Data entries
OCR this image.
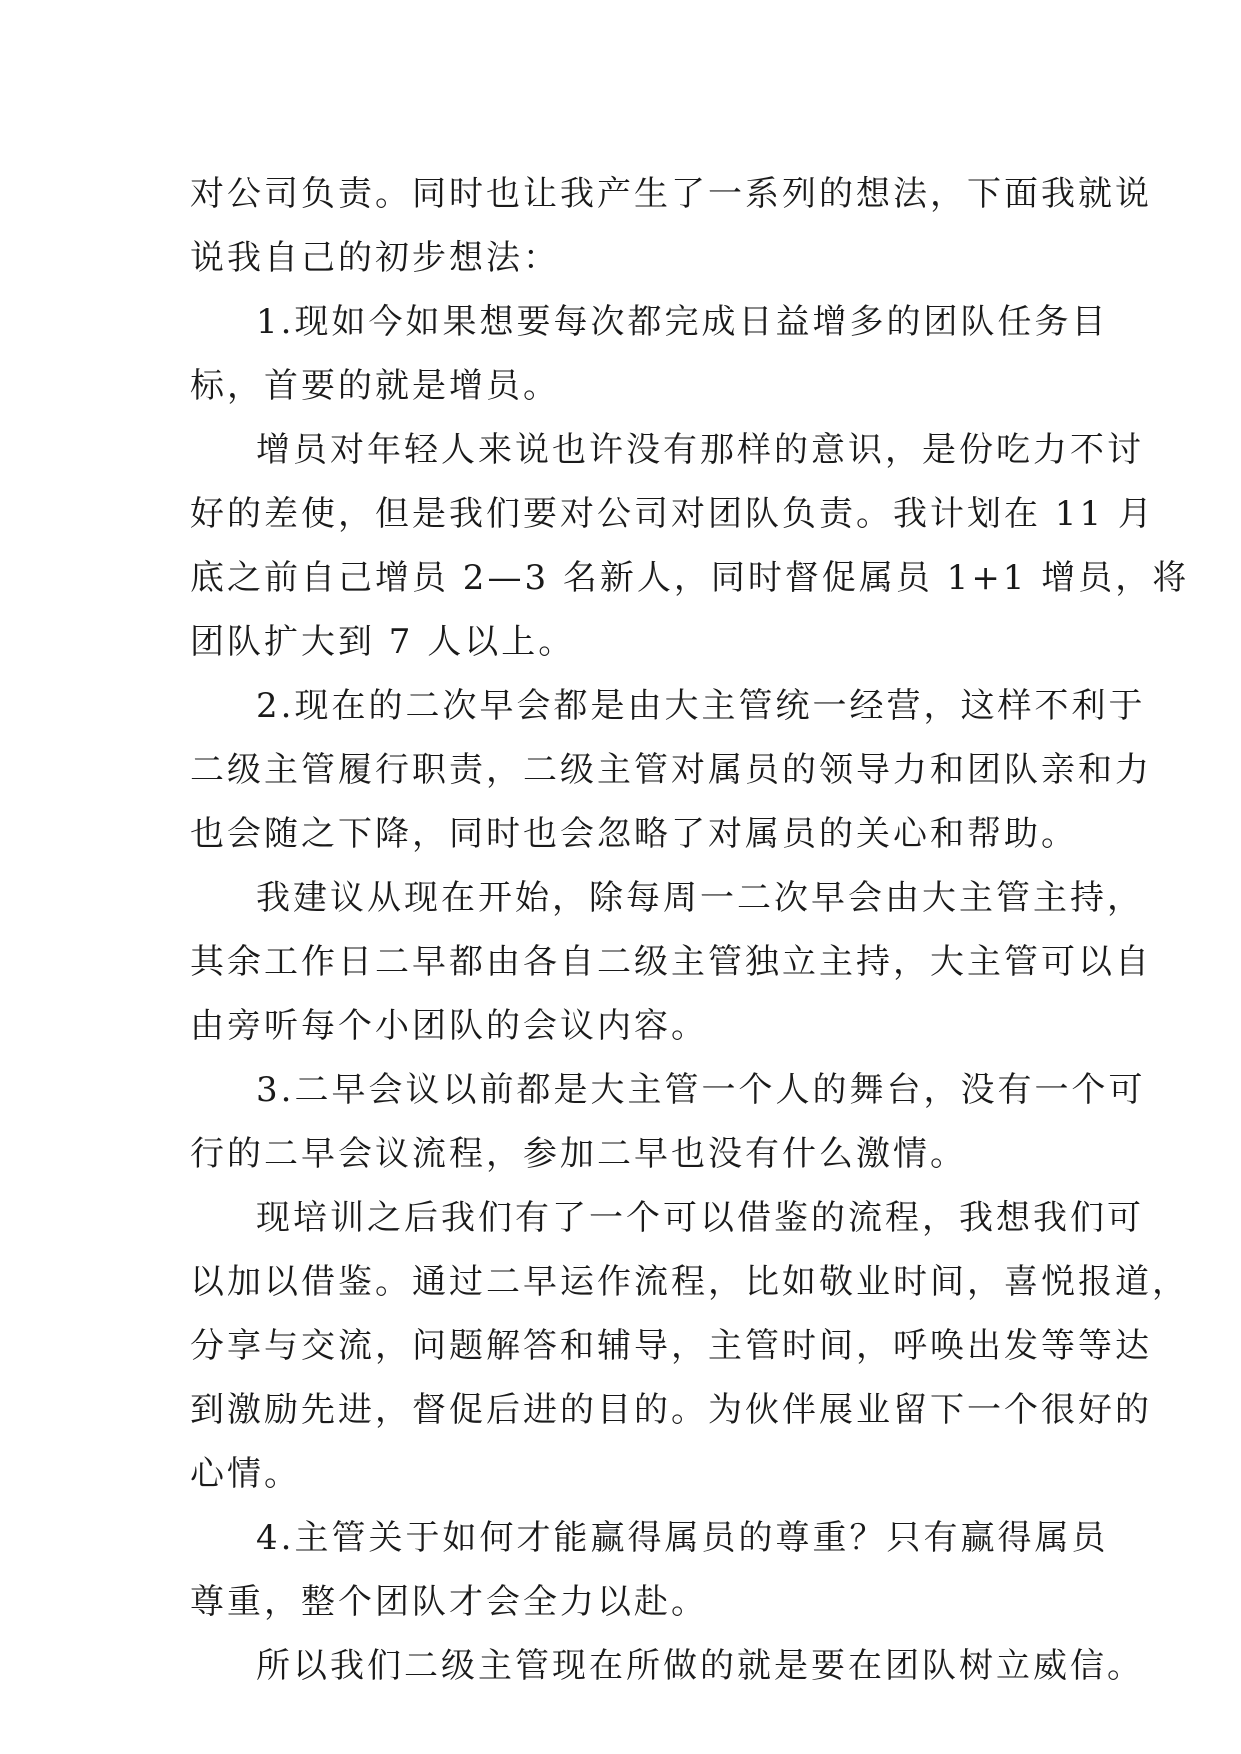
对公司负责。同时也让我产生了一系列的想法，下面我就说
说我自己的初步想法：
1.现如今如果想要每次都完成日益增多的团队任务目
标，首要的就是增员。
增员对年轻人来说也许没有那样的意识，是份吃力不讨
好的差使，但是我们要对公司对团队负责。我计划在 11 月
底之前自己增员 2—3 名新人，同时督促属员 1+1 增员，将
团队扩大到 7 人以上。
2.现在的二次早会都是由大主管统一经营，这样不利于
二级主管履行职责，二级主管对属员的领导力和团队亲和力
也会随之下降，同时也会忽略了对属员的关心和帮助。
我建议从现在开始，除每周一二次早会由大主管主持，
其余工作日二早都由各自二级主管独立主持，大主管可以自
由旁听每个小团队的会议内容。
3.二早会议以前都是大主管一个人的舞台，没有一个可
行的二早会议流程，参加二早也没有什么激情。
现培训之后我们有了一个可以借鉴的流程，我想我们可
以加以借鉴。通过二早运作流程，比如敬业时间，喜悦报道，
分享与交流，问题解答和辅导，主管时间，呼唤出发等等达
到激励先进，督促后进的目的。为伙伴展业留下一个很好的
心情。
4.主管关于如何才能赢得属员的尊重？只有赢得属员
尊重，整个团队才会全力以赴。
所以我们二级主管现在所做的就是要在团队树立威信。
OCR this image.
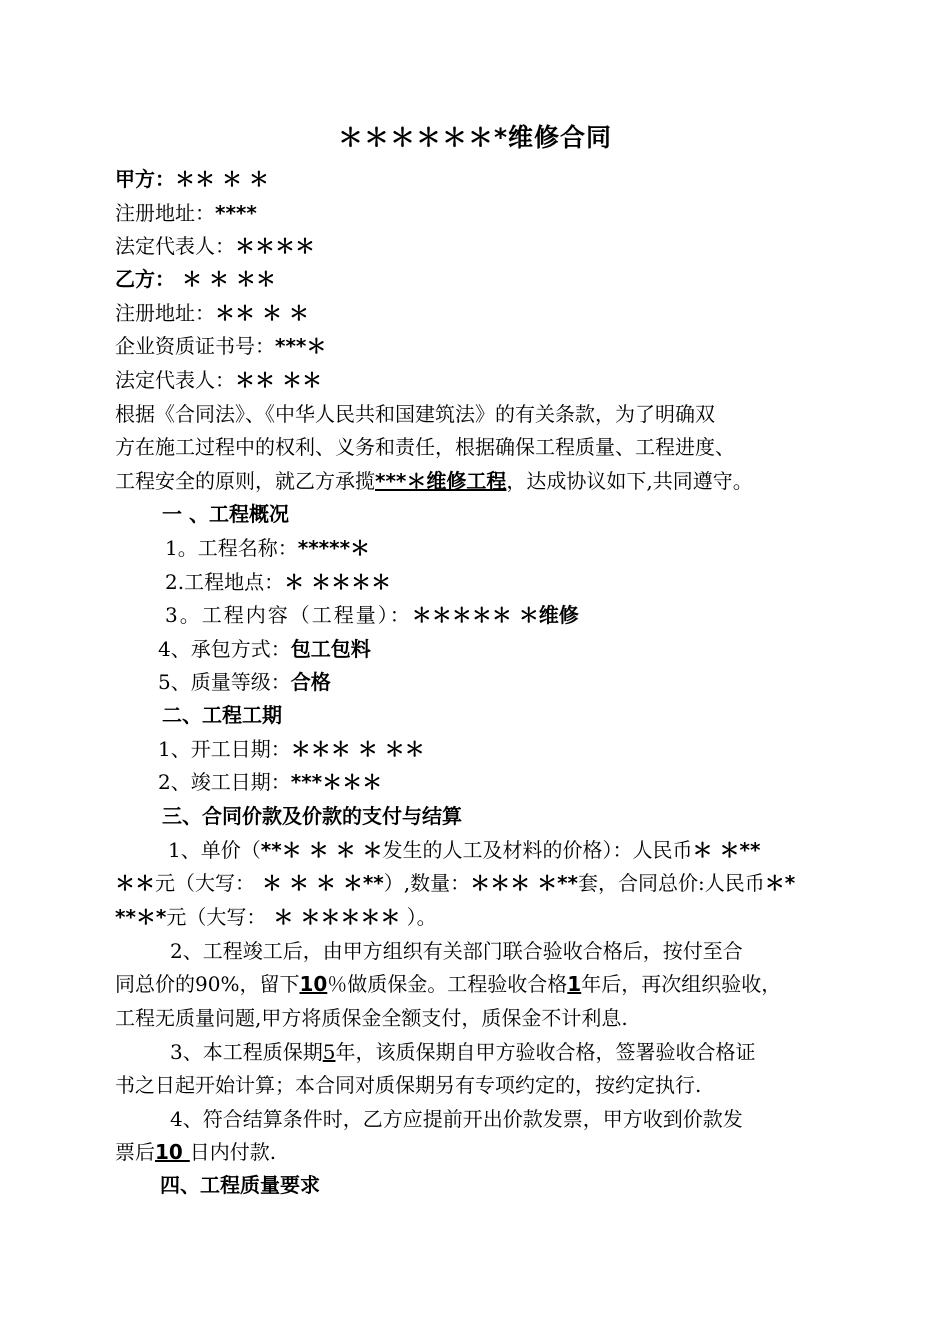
＊＊＊＊＊＊*维修合同
甲方：＊＊ ＊ ＊
注册地址：****
法定代表人：＊＊＊＊
乙方： ＊ ＊ ＊＊
注册地址：＊＊ ＊ ＊
企业资质证书号：***＊
法定代表人：＊＊ ＊＊
根据《合同法》、《中华人民共和国建筑法》的有关条款，为了明确双
方在施工过程中的权利、义务和责任，根据确保工程质量、工程进度、
工程安全的原则，就乙方承揽***＊维修工程，达成协议如下,共同遵守。
一 、工程概况
1。工程名称：*****＊
2.工程地点：＊ ＊＊＊＊
3。工程内容（工程量）：＊＊＊＊＊ ＊维修
4、承包方式：包工包料
5、质量等级：合格
二、工程工期
1、开工日期：＊＊＊ ＊ ＊＊
2、竣工日期：***＊＊＊
三、合同价款及价款的支付与结算
1、单价（**＊ ＊ ＊ ＊发生的人工及材料的价格）：人民币＊ ＊**
＊＊元（大写： ＊ ＊ ＊ ＊**）,数量：＊＊＊ ＊**套，合同总价:人民币＊*
**＊*元（大写： ＊ ＊＊＊＊＊ ）。
2、工程竣工后，由甲方组织有关部门联合验收合格后，按付至合
同总价的90%，留下10％做质保金。工程验收合格1年后，再次组织验收，
工程无质量问题,甲方将质保金全额支付，质保金不计利息.
3、本工程质保期5年，该质保期自甲方验收合格，签署验收合格证
书之日起开始计算；本合同对质保期另有专项约定的，按约定执行.
4、符合结算条件时，乙方应提前开出价款发票，甲方收到价款发
票后10 日内付款.
四、工程质量要求
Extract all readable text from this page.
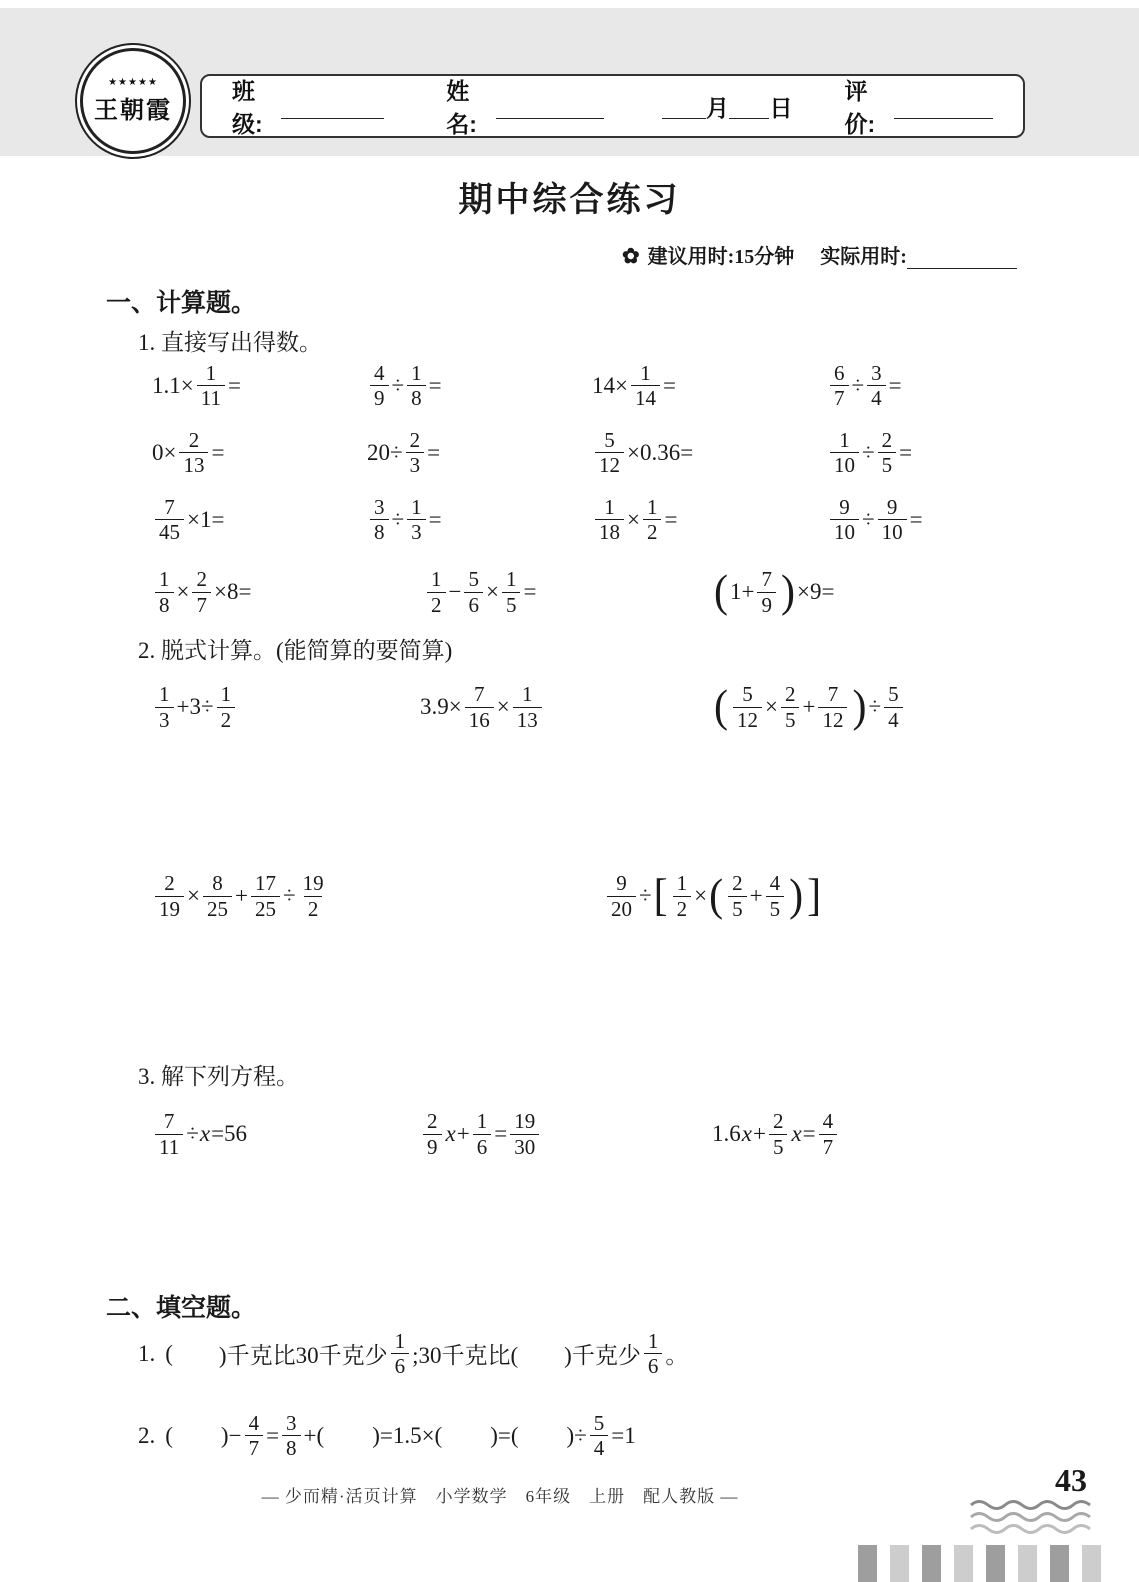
★★★★★
王朝霞
班级:
姓名:
月 日
评价:
期中综合练习
✿ 建议用时:15分钟 实际用时:
一、计算题。
1. 直接写出得数。
$1.1\times \frac{1}{11}$ =	$\frac{4}{9} \div \frac{1}{8}$ =	$14\times \frac{1}{14}$ =	$\frac{6}{7} \div \frac{3}{4}$ =
$0\times \frac{2}{13}$ =	$20\div \frac{2}{3}$ =	$\frac{5}{12} \times 0.36=$	$\frac{1}{10} \div \frac{2}{5}$ =
$\frac{7}{45} \times 1=$	$\frac{3}{8} \div \frac{1}{3}$ =	$\frac{1}{18} \times \frac{1}{2}$ =	$\frac{9}{10} \div \frac{9}{10}$ =
$\frac{1}{8} \times \frac{2}{7} \times 8=$	$\frac{1}{2} - \frac{5}{6} \times \frac{1}{5}$ =	( $1+ \frac{7}{9}$ ) ×9=
2. 脱式计算。(能简算的要简算)
$\frac{1}{3} +3\div \frac{1}{2}$	$3.9\times \frac{7}{16} \times \frac{1}{13}$	( $\frac{5}{12} \times \frac{2}{5} + \frac{7}{12}$ ) ÷ $\frac{5}{4}$
$\frac{2}{19} \times \frac{8}{25} + \frac{17}{25} \div \frac{19}{2}$	$\frac{9}{20}$ ÷ [ $\frac{1}{2}$ × ( $\frac{2}{5} + \frac{4}{5}$ ) ]
3. 解下列方程。
$\frac{7}{11} \div x =56$	$\frac{2}{9}$ $x + \frac{1}{6} = \frac{19}{30}$	1.6 $x + \frac{2}{5}$ $x = \frac{4}{7}$
二、填空题。
1. ( )千克比30千克少 $\frac{1}{6}$ ;30千克比( )千克少 $\frac{1}{6}$ 。
2. ( )− $\frac{4}{7} = \frac{3}{8}$ +( )=1.5×( )=( )÷ $\frac{5}{4} =1$
— 少而精·活页计算　小学数学　6年级　上册　配人教版 —	43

Exercise directions
Every entry must be reproduced exactly, with the images left out.

Final result
OCR this image.
对公司负责。同时也让我产生了一系列的想法，下面我就说
说我自己的初步想法：
1.现如今如果想要每次都完成日益增多的团队任务目
标，首要的就是增员。
增员对年轻人来说也许没有那样的意识，是份吃力不讨
好的差使，但是我们要对公司对团队负责。我计划在 11 月
底之前自己增员 2—3 名新人，同时督促属员 1+1 增员，将
团队扩大到 7 人以上。
2.现在的二次早会都是由大主管统一经营，这样不利于
二级主管履行职责，二级主管对属员的领导力和团队亲和力
也会随之下降，同时也会忽略了对属员的关心和帮助。
我建议从现在开始，除每周一二次早会由大主管主持，
其余工作日二早都由各自二级主管独立主持，大主管可以自
由旁听每个小团队的会议内容。
3.二早会议以前都是大主管一个人的舞台，没有一个可
行的二早会议流程，参加二早也没有什么激情。
现培训之后我们有了一个可以借鉴的流程，我想我们可
以加以借鉴。通过二早运作流程，比如敬业时间，喜悦报道，
分享与交流，问题解答和辅导，主管时间，呼唤出发等等达
到激励先进，督促后进的目的。为伙伴展业留下一个很好的
心情。
4.主管关于如何才能赢得属员的尊重？只有赢得属员
尊重，整个团队才会全力以赴。
所以我们二级主管现在所做的就是要在团队树立威信。
OCR this image.
＊＊＊＊＊＊*维修合同
甲方：＊＊ ＊ ＊
注册地址：****
法定代表人：＊＊＊＊
乙方： ＊ ＊ ＊＊
注册地址：＊＊ ＊ ＊
企业资质证书号：***＊
法定代表人：＊＊ ＊＊
根据《合同法》、《中华人民共和国建筑法》的有关条款，为了明确双
方在施工过程中的权利、义务和责任，根据确保工程质量、工程进度、
工程安全的原则，就乙方承揽***＊维修工程，达成协议如下,共同遵守。
一 、工程概况
1。工程名称：*****＊
2.工程地点：＊ ＊＊＊＊
3。工程内容（工程量）：＊＊＊＊＊ ＊维修
4、承包方式：包工包料
5、质量等级：合格
二、工程工期
1、开工日期：＊＊＊ ＊ ＊＊
2、竣工日期：***＊＊＊
三、合同价款及价款的支付与结算
1、单价（**＊ ＊ ＊ ＊发生的人工及材料的价格）：人民币＊ ＊**
＊＊元（大写： ＊ ＊ ＊ ＊**）,数量：＊＊＊ ＊**套，合同总价:人民币＊*
**＊*元（大写： ＊ ＊＊＊＊＊ ）。
2、工程竣工后，由甲方组织有关部门联合验收合格后，按付至合
同总价的90%，留下10％做质保金。工程验收合格1年后，再次组织验收，
工程无质量问题,甲方将质保金全额支付，质保金不计利息.
3、本工程质保期5年，该质保期自甲方验收合格，签署验收合格证
书之日起开始计算；本合同对质保期另有专项约定的，按约定执行.
4、符合结算条件时，乙方应提前开出价款发票，甲方收到价款发
票后10 日内付款.
四、工程质量要求
Extract all readable text from this page.
★★★★★
王朝霞
班级:
姓名:
月 日
评价:
期中综合练习
✿ 建议用时:15分钟 实际用时:
一、计算题。
1. 直接写出得数。
$1.1\times \frac{1}{11}$ =	$\frac{4}{9} \div \frac{1}{8}$ =	$14\times \frac{1}{14}$ =	$\frac{6}{7} \div \frac{3}{4}$ =
$0\times \frac{2}{13}$ =	$20\div \frac{2}{3}$ =	$\frac{5}{12} \times 0.36=$	$\frac{1}{10} \div \frac{2}{5}$ =
$\frac{7}{45} \times 1=$	$\frac{3}{8} \div \frac{1}{3}$ =	$\frac{1}{18} \times \frac{1}{2}$ =	$\frac{9}{10} \div \frac{9}{10}$ =
$\frac{1}{8} \times \frac{2}{7} \times 8=$	$\frac{1}{2} - \frac{5}{6} \times \frac{1}{5}$ =	( $1+ \frac{7}{9}$ ) ×9=
2. 脱式计算。(能简算的要简算)
$\frac{1}{3} +3\div \frac{1}{2}$	$3.9\times \frac{7}{16} \times \frac{1}{13}$	( $\frac{5}{12} \times \frac{2}{5} + \frac{7}{12}$ ) ÷ $\frac{5}{4}$
$\frac{2}{19} \times \frac{8}{25} + \frac{17}{25} \div \frac{19}{2}$	$\frac{9}{20}$ ÷ [ $\frac{1}{2}$ × ( $\frac{2}{5} + \frac{4}{5}$ ) ]
3. 解下列方程。
$\frac{7}{11} \div x =56$	$\frac{2}{9}$ $x + \frac{1}{6} = \frac{19}{30}$	1.6 $x + \frac{2}{5}$ $x = \frac{4}{7}$
二、填空题。
1. ( )千克比30千克少 $\frac{1}{6}$ ;30千克比( )千克少 $\frac{1}{6}$ 。
2. ( )− $\frac{4}{7} = \frac{3}{8}$ +( )=1.5×( )=( )÷ $\frac{5}{4} =1$
— 少而精·活页计算　小学数学　6年级　上册　配人教版 —	43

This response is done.